** begin DATASET EXCERPTS **

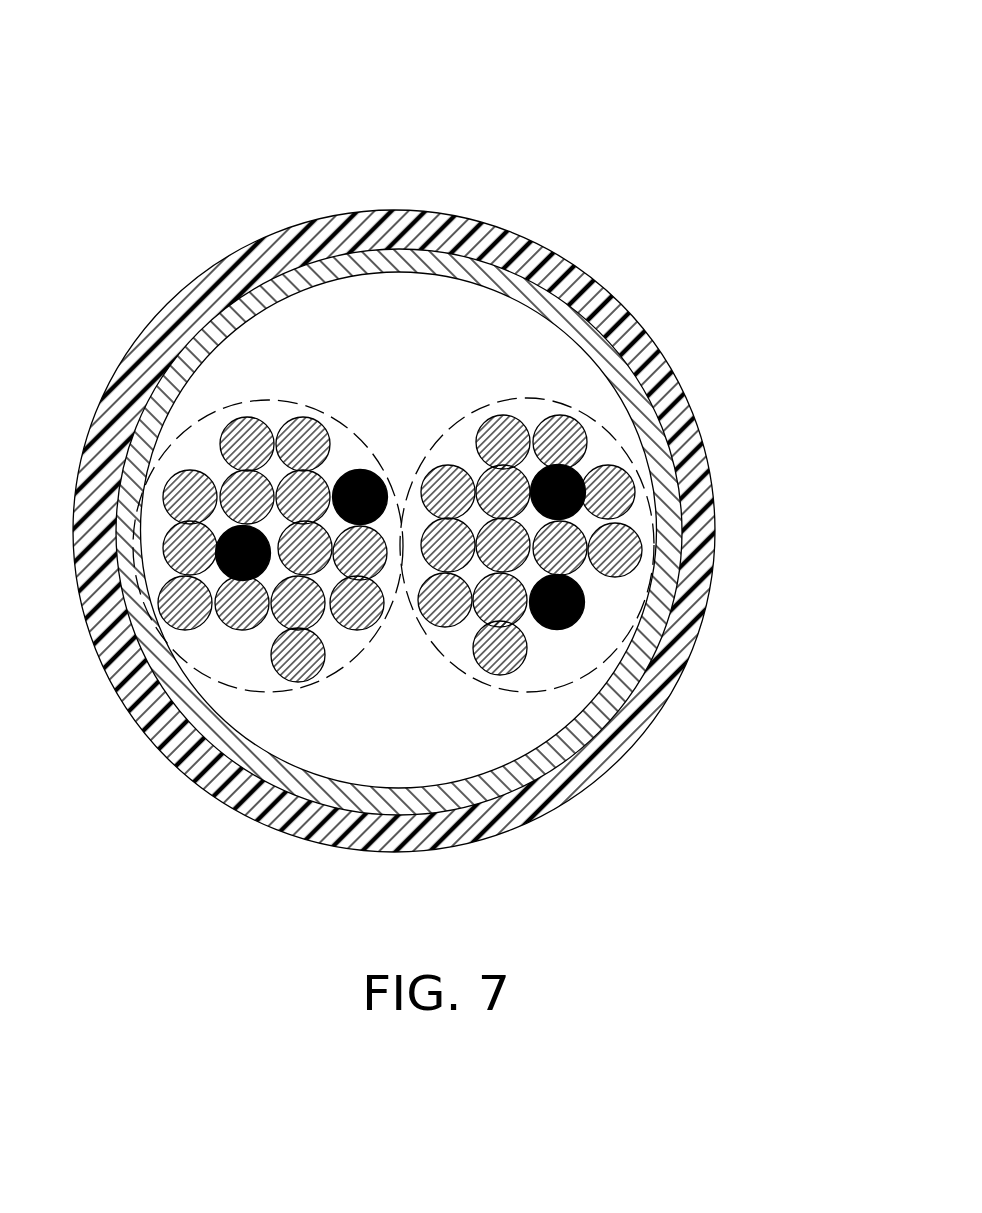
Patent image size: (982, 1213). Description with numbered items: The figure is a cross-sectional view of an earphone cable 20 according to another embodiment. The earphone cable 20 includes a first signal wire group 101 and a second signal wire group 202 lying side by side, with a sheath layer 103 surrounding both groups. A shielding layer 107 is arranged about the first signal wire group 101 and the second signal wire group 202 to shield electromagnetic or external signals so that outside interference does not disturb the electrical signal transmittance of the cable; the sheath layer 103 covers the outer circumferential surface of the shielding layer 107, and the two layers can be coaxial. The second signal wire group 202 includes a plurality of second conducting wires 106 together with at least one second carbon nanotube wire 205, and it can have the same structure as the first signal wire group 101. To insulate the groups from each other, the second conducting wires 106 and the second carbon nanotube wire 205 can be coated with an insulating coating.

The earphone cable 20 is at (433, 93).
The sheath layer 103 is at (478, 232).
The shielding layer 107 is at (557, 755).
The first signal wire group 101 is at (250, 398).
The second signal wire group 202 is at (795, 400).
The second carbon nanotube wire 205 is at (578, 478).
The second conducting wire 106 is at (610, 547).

** end DATASET EXCERPTS **
** begin DATASET EXCERPTS **

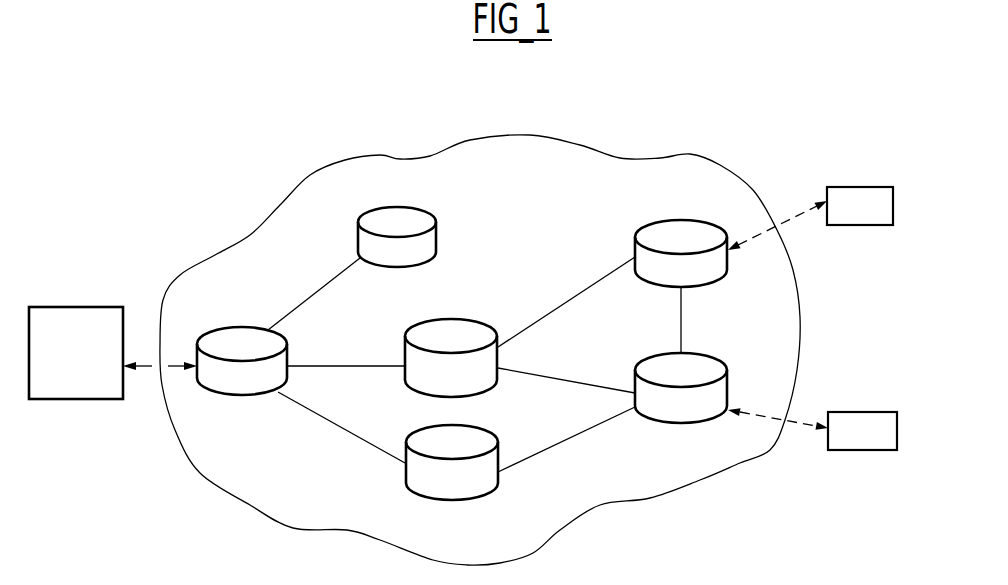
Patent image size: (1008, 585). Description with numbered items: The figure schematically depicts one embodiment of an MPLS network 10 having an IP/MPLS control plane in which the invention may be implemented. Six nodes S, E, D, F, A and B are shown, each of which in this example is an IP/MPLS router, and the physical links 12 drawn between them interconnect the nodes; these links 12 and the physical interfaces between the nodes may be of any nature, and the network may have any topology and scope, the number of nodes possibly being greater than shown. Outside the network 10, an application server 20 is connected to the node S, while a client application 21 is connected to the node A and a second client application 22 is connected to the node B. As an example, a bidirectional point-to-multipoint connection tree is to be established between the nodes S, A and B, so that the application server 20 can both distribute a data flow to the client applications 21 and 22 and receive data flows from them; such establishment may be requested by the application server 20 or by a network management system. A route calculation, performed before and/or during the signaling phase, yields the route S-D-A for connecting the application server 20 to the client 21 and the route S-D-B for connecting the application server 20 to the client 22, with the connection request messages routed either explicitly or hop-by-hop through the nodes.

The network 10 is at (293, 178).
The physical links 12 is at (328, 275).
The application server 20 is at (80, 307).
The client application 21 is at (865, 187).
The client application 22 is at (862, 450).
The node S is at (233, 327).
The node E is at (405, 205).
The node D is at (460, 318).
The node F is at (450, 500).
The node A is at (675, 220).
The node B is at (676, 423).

** end DATASET EXCERPTS **

Please copy the listing above word for word, starting at the line that contains "Patent image size: (982, 1213)." and ending at the line that contains "The second conducting wire 106".

* **RESULT OF THE TASK**:
Patent image size: (982, 1213). Description with numbered items: The figure is a cross-sectional view of an earphone cable 20 according to another embodiment. The earphone cable 20 includes a first signal wire group 101 and a second signal wire group 202 lying side by side, with a sheath layer 103 surrounding both groups. A shielding layer 107 is arranged about the first signal wire group 101 and the second signal wire group 202 to shield electromagnetic or external signals so that outside interference does not disturb the electrical signal transmittance of the cable; the sheath layer 103 covers the outer circumferential surface of the shielding layer 107, and the two layers can be coaxial. The second signal wire group 202 includes a plurality of second conducting wires 106 together with at least one second carbon nanotube wire 205, and it can have the same structure as the first signal wire group 101. To insulate the groups from each other, the second conducting wires 106 and the second carbon nanotube wire 205 can be coated with an insulating coating.

The earphone cable 20 is at (433, 93).
The sheath layer 103 is at (478, 232).
The shielding layer 107 is at (557, 755).
The first signal wire group 101 is at (250, 398).
The second signal wire group 202 is at (795, 400).
The second carbon nanotube wire 205 is at (578, 478).
The second conducting wire 106 is at (610, 547).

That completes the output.